SHORT EXERCISE — Take every line where the string "Size" appears and copy it.

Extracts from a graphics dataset
[start]

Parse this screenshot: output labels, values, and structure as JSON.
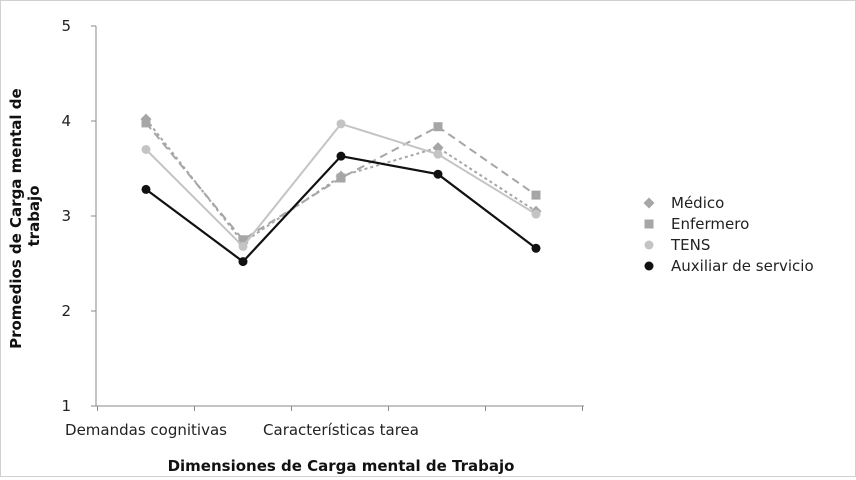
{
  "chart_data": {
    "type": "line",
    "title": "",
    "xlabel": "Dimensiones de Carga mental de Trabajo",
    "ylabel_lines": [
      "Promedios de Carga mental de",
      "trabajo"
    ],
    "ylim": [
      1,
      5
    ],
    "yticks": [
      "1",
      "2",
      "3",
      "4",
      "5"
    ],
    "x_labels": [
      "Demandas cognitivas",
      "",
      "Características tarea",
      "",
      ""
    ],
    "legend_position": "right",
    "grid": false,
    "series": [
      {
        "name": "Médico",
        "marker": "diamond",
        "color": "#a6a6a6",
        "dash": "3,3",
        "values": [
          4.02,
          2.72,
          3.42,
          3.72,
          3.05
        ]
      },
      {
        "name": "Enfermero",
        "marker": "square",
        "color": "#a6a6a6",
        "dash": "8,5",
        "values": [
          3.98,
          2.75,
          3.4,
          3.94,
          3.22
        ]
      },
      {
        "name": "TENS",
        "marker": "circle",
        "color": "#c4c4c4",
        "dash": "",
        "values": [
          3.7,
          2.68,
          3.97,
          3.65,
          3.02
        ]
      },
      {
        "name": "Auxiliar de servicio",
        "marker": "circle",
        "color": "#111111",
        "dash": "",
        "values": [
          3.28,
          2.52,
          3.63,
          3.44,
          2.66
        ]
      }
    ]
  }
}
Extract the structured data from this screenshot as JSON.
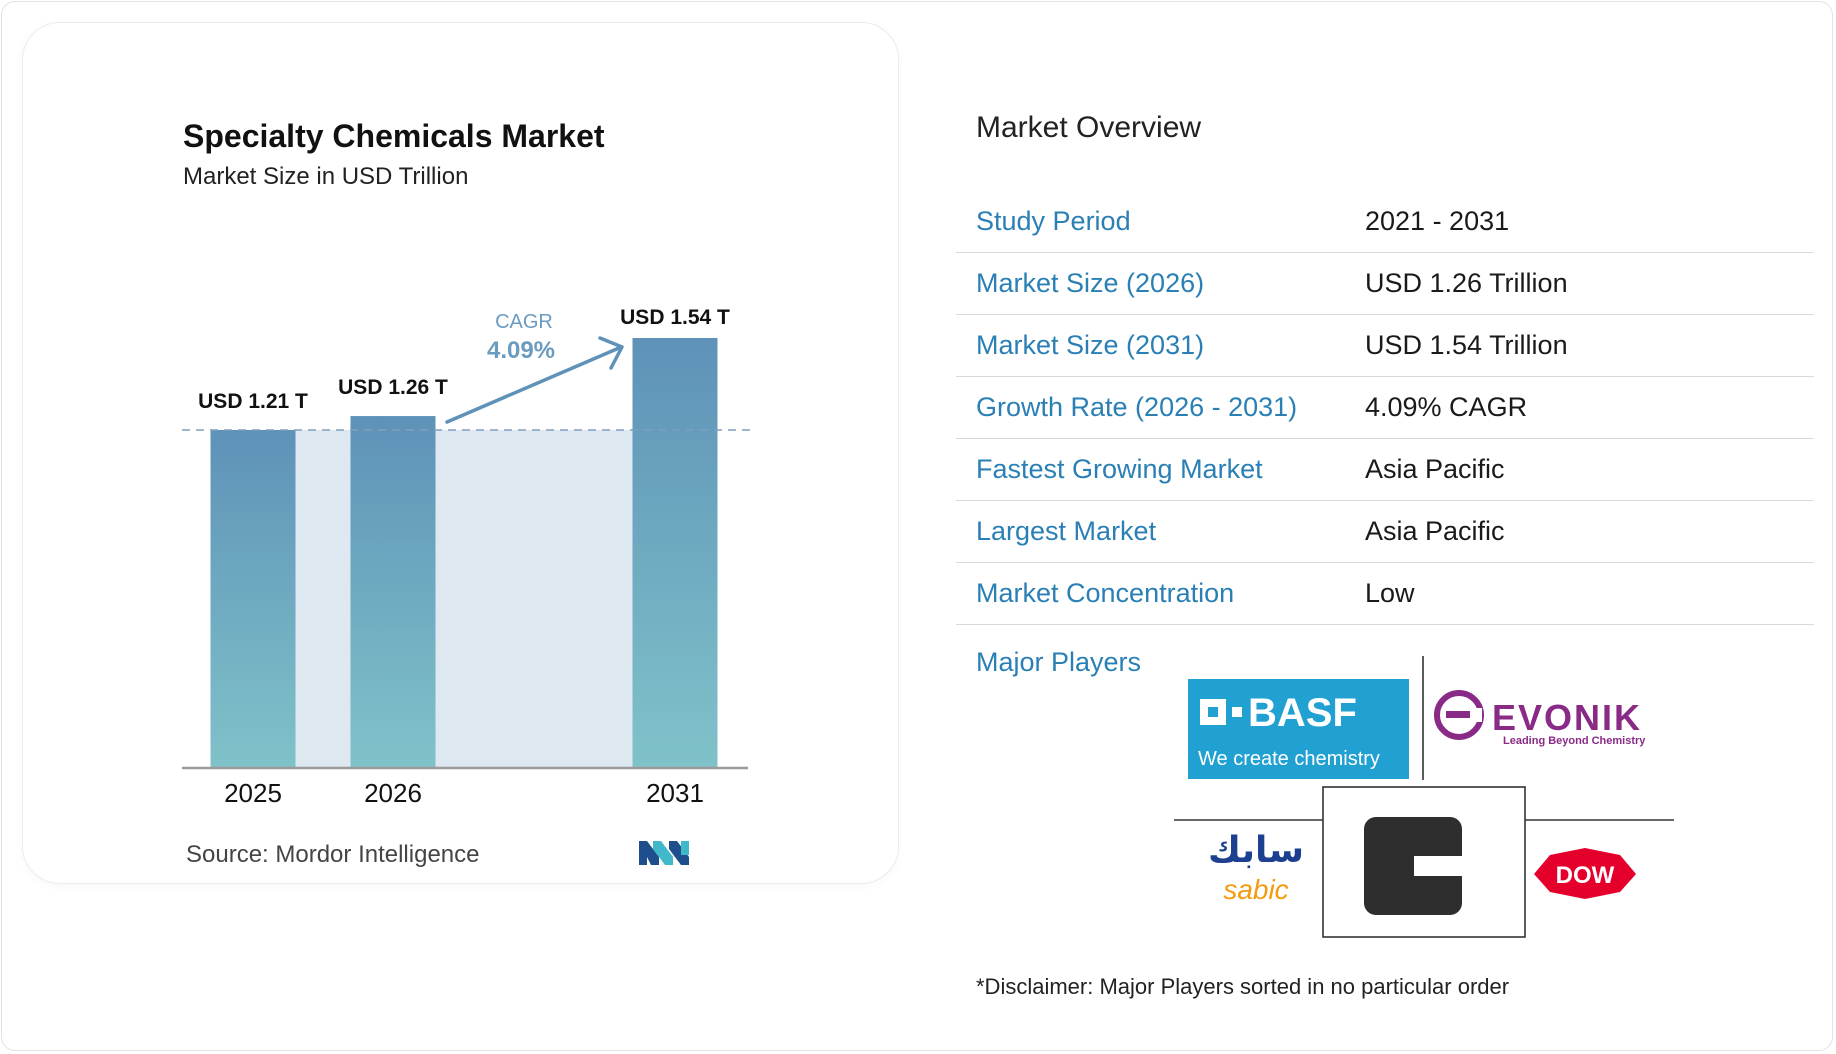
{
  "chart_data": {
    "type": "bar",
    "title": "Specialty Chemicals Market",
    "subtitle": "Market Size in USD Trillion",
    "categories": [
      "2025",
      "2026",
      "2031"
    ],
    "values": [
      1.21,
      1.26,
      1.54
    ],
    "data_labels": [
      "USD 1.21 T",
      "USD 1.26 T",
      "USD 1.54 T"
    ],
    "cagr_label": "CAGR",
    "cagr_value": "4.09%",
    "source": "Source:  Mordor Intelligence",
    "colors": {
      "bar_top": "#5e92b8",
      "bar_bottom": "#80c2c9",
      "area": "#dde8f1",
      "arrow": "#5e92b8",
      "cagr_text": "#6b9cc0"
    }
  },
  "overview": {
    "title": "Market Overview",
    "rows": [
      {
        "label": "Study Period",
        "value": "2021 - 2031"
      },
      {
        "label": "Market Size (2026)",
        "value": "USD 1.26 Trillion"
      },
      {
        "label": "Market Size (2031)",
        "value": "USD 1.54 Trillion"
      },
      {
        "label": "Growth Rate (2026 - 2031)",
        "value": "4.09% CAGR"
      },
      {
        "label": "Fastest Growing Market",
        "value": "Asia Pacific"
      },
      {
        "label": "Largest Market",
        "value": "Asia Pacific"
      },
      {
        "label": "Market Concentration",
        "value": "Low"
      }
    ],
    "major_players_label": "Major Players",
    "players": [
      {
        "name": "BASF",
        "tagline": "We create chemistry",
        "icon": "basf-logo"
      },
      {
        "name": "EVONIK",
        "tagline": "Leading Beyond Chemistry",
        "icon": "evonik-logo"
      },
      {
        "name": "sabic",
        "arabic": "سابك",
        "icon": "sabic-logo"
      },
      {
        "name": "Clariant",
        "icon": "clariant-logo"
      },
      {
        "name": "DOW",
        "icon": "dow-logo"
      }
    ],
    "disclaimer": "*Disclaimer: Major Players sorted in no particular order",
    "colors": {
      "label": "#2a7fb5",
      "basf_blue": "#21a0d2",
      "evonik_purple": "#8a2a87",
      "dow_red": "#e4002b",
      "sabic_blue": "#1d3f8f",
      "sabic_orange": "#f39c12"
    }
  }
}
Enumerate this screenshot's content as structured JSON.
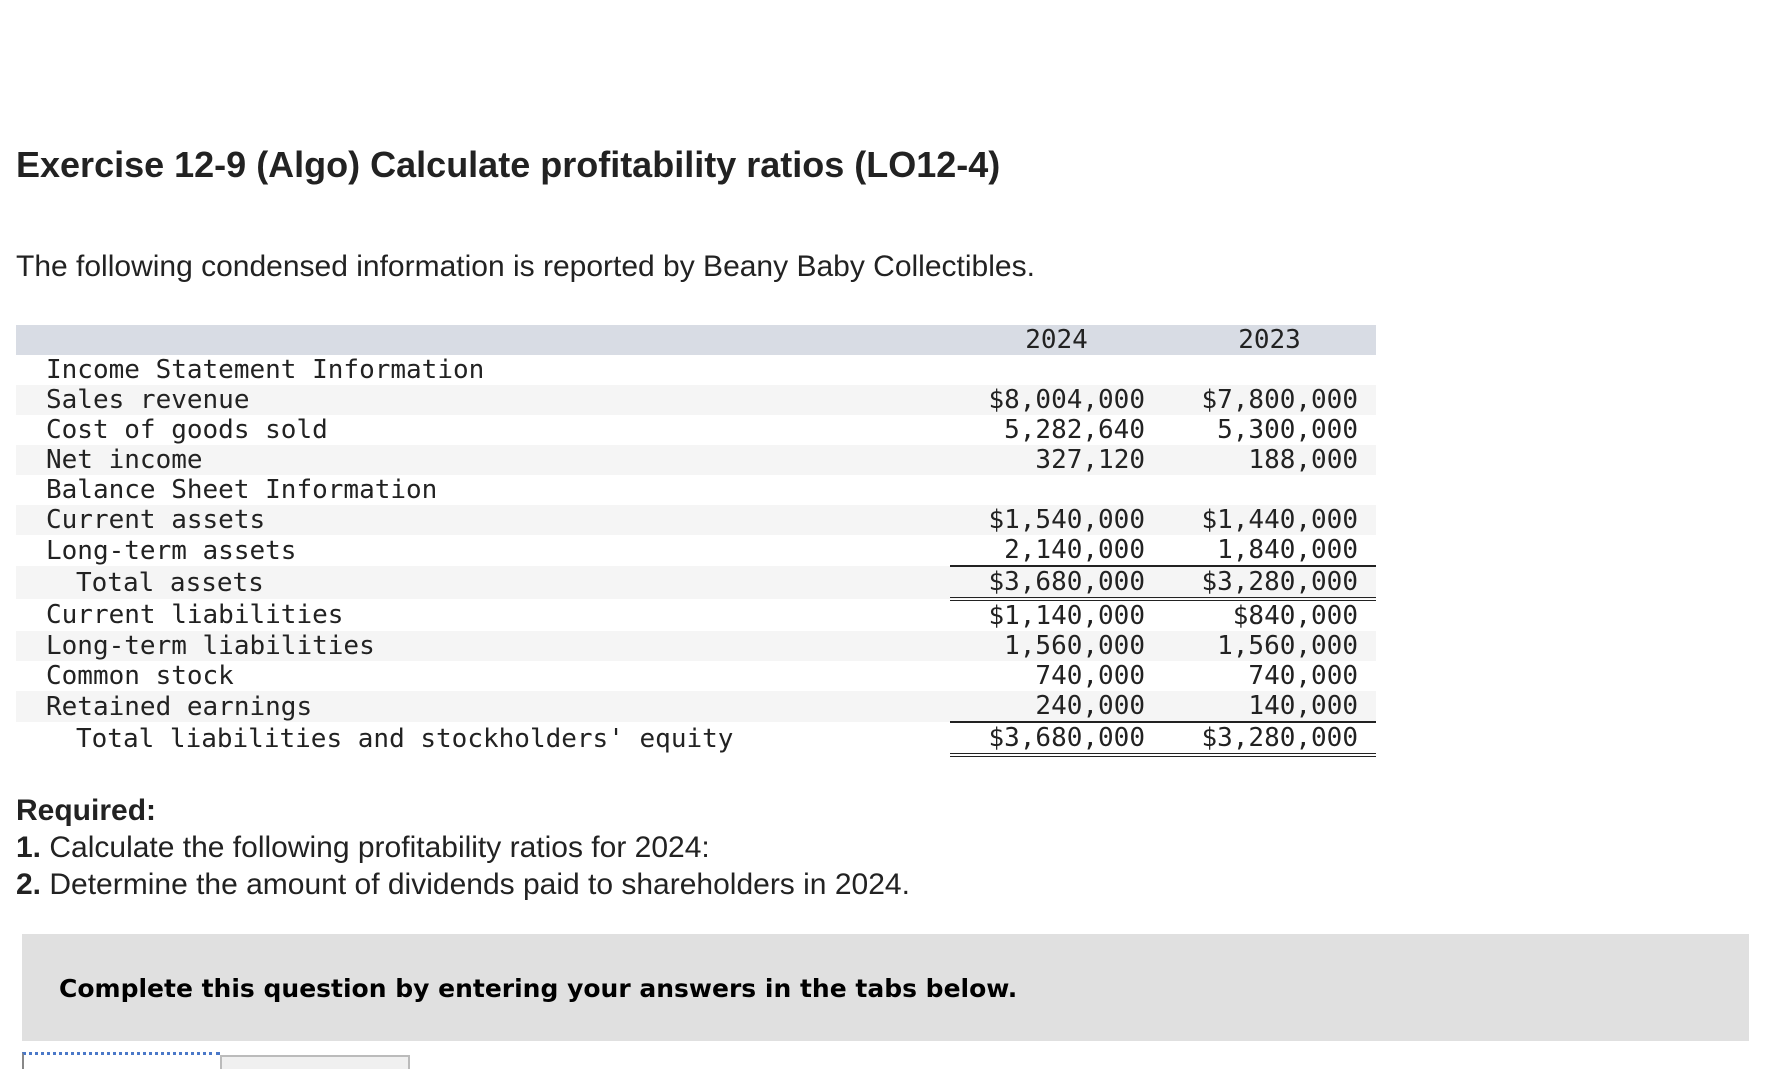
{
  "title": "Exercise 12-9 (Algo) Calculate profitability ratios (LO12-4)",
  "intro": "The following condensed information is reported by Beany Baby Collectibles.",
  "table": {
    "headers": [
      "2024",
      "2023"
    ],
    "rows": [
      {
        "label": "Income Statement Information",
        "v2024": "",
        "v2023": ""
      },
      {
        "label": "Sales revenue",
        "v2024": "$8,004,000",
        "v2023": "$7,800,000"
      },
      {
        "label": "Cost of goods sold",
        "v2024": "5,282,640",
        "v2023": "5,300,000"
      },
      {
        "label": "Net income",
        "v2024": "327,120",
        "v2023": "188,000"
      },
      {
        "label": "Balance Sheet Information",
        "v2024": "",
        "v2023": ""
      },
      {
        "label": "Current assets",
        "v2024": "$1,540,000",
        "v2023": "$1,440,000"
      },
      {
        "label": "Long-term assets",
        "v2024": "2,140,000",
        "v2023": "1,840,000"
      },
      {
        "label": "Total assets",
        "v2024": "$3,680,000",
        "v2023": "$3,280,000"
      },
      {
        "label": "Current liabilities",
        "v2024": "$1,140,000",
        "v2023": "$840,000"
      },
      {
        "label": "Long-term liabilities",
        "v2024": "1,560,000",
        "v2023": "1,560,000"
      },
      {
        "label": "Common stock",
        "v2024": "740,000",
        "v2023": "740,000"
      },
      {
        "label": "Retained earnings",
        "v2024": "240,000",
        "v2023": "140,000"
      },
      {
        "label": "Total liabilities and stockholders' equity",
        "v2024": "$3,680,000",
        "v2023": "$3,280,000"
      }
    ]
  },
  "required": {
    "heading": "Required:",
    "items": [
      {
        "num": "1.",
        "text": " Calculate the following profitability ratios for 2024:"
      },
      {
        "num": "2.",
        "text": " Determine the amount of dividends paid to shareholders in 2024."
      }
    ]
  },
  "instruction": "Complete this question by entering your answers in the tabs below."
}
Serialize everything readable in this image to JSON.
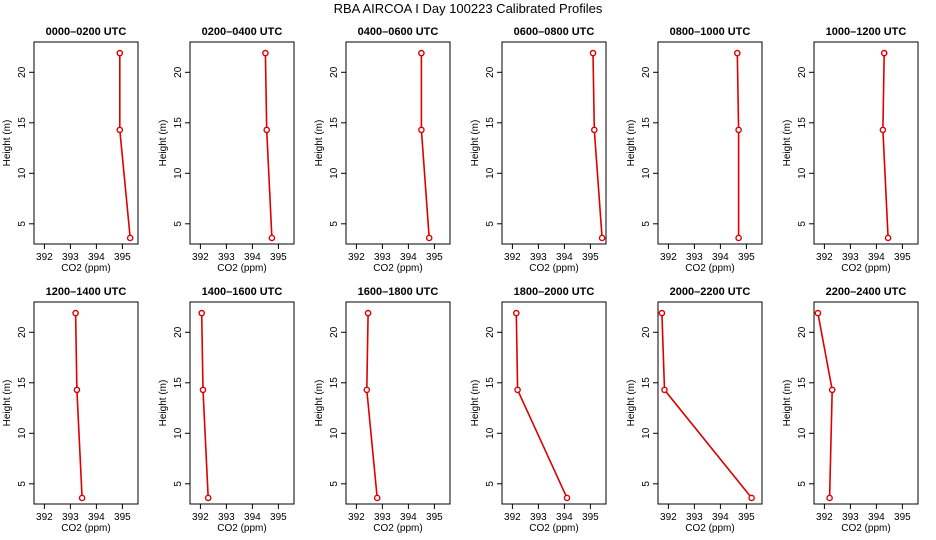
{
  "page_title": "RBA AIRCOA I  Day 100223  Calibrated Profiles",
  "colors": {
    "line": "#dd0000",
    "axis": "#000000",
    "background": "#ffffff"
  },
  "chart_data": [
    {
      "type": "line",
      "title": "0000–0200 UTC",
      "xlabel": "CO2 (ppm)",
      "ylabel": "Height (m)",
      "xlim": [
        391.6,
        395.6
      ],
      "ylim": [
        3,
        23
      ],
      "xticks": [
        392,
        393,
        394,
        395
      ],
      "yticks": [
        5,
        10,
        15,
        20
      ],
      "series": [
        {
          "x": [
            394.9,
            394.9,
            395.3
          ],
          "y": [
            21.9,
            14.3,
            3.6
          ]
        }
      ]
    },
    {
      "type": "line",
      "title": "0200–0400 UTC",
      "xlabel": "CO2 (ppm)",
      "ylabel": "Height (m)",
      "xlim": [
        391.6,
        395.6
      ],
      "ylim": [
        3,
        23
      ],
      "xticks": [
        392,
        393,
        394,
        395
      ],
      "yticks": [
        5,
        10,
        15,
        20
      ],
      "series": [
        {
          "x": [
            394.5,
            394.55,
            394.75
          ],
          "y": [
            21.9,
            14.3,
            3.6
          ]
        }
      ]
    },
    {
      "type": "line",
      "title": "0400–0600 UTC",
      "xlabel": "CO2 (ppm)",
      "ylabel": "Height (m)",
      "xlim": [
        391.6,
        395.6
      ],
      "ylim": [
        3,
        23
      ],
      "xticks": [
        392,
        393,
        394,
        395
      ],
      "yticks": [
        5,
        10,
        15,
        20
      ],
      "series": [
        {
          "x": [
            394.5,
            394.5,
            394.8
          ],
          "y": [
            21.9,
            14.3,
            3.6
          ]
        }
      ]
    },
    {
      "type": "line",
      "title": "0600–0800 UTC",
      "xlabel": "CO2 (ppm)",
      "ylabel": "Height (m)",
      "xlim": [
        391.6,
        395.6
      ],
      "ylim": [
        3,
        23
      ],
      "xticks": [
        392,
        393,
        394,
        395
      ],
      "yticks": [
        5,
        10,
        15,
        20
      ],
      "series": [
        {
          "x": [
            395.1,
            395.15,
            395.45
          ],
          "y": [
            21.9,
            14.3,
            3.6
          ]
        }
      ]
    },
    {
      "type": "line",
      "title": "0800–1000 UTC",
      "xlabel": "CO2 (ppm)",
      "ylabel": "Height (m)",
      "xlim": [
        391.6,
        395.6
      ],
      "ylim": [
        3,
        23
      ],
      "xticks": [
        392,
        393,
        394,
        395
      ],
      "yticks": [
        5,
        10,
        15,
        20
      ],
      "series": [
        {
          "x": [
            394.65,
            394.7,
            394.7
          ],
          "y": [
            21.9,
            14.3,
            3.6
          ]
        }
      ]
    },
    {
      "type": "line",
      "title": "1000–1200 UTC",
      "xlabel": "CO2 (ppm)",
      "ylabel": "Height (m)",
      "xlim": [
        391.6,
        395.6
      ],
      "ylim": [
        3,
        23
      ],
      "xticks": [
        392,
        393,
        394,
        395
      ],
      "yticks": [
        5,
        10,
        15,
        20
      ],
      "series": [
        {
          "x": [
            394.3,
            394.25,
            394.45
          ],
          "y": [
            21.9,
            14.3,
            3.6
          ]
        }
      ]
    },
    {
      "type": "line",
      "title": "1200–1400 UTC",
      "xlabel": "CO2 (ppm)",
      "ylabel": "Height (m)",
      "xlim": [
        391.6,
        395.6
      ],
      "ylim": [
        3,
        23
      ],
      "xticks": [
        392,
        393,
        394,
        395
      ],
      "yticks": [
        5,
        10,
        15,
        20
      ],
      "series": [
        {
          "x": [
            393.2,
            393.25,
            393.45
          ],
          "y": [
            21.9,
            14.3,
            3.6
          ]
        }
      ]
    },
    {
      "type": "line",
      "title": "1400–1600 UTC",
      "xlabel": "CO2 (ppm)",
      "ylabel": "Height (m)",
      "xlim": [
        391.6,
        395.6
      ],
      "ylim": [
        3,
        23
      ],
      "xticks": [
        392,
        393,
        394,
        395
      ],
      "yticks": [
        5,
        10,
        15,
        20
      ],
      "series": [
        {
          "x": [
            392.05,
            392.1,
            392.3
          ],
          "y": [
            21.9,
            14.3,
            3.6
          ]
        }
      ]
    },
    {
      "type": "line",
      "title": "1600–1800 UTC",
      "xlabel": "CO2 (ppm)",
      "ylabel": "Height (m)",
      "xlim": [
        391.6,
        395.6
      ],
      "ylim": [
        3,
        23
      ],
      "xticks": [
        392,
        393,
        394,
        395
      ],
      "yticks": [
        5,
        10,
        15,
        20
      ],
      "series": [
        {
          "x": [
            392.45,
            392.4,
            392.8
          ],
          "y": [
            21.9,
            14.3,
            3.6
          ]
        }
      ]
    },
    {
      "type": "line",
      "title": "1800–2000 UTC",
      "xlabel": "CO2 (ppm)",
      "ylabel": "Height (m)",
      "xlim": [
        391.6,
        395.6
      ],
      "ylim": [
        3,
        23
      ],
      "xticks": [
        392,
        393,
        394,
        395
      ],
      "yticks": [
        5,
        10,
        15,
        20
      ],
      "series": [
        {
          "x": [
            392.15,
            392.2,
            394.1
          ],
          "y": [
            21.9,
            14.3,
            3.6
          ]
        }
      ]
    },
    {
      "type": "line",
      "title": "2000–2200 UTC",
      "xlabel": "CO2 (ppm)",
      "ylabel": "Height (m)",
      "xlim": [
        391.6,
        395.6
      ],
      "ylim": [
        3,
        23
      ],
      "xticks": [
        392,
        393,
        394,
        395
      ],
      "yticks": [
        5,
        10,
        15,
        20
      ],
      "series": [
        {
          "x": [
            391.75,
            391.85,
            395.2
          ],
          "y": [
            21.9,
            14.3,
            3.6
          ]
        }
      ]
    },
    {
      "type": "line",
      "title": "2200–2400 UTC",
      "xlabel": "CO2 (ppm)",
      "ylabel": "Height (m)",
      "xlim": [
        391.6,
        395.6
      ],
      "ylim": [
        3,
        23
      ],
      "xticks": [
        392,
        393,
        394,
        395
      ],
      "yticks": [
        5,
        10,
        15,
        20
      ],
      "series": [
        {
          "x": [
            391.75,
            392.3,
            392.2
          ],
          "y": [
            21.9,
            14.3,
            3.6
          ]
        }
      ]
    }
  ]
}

[end]

TASK RESULT —
    "subtitle": "Market Size in USD Trillion",
        "label": "Market Size (2026)",
        "label": "Market Size (2031)",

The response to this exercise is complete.